[To do] Read the lines that follow and pick out every one containing the word "迎河村委会".
****************************************
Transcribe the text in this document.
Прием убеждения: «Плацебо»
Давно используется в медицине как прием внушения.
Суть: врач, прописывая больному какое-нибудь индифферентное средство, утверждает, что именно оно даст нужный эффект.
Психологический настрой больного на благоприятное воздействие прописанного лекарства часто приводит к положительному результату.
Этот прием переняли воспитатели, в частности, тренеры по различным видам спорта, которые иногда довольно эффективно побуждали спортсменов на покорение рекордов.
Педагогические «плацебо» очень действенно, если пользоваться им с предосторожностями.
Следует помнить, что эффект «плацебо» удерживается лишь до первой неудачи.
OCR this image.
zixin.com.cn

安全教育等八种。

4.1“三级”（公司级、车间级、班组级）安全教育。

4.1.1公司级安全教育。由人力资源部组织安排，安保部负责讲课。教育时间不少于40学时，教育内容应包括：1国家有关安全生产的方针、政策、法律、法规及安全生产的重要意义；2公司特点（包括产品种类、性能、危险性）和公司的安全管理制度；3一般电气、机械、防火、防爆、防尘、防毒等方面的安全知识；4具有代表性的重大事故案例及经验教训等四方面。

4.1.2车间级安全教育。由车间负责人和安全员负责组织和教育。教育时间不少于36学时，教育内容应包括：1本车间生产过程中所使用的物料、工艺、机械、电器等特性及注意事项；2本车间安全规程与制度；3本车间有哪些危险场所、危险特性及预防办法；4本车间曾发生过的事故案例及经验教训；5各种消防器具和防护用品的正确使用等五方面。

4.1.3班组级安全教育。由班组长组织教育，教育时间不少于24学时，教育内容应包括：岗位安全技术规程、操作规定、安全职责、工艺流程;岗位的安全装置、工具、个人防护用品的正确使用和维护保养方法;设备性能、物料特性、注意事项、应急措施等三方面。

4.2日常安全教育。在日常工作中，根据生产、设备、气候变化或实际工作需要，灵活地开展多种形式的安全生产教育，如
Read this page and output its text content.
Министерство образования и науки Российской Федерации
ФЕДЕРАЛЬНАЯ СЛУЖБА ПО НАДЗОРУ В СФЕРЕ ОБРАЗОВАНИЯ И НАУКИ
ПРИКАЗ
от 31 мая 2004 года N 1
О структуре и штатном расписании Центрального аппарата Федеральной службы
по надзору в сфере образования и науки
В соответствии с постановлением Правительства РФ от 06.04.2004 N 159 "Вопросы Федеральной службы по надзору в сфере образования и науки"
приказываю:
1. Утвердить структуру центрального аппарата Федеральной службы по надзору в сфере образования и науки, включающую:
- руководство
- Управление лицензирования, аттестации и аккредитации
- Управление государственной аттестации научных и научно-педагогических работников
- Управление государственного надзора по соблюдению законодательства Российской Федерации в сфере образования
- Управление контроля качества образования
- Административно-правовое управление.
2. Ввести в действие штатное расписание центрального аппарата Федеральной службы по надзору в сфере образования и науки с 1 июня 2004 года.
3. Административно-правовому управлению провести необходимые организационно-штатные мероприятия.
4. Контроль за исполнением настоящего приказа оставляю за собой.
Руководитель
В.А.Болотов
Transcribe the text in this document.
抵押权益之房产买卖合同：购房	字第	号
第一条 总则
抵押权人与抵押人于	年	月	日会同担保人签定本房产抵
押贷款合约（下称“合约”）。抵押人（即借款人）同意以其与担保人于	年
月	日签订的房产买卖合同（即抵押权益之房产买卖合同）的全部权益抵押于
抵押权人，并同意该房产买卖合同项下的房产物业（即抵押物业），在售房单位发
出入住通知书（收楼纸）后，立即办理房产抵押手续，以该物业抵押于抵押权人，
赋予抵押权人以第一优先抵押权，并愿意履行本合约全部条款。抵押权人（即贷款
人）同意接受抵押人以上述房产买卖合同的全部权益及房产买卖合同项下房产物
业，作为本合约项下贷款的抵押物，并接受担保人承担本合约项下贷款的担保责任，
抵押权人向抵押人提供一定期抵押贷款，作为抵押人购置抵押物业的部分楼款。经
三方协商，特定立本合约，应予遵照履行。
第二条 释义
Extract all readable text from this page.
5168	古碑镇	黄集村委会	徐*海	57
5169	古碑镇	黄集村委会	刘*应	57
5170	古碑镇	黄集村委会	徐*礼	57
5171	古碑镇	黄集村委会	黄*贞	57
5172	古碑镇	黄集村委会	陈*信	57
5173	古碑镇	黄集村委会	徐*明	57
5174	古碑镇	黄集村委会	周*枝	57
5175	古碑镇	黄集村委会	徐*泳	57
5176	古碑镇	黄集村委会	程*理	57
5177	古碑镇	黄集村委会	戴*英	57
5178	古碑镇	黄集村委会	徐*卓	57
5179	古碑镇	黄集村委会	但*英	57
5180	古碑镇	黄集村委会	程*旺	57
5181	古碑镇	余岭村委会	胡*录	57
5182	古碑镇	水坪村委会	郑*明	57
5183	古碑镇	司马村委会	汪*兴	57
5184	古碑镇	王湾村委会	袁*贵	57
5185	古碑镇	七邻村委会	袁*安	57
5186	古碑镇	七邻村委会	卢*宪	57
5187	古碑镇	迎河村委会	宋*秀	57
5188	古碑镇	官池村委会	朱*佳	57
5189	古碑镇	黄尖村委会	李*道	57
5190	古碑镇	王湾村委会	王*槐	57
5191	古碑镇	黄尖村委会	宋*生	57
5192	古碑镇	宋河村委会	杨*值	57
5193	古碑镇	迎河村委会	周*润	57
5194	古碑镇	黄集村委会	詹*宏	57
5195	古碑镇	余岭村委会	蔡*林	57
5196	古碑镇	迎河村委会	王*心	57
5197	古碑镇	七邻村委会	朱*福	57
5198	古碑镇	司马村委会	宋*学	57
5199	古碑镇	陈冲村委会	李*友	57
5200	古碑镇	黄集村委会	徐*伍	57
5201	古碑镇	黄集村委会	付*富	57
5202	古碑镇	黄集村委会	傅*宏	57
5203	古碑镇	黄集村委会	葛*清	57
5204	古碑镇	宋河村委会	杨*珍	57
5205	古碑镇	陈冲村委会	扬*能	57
****************************************
[Exercise solution]
5187	古碑镇	迎河村委会	宋*秀	57
5193	古碑镇	迎河村委会	周*润	57
5196	古碑镇	迎河村委会	王*心	57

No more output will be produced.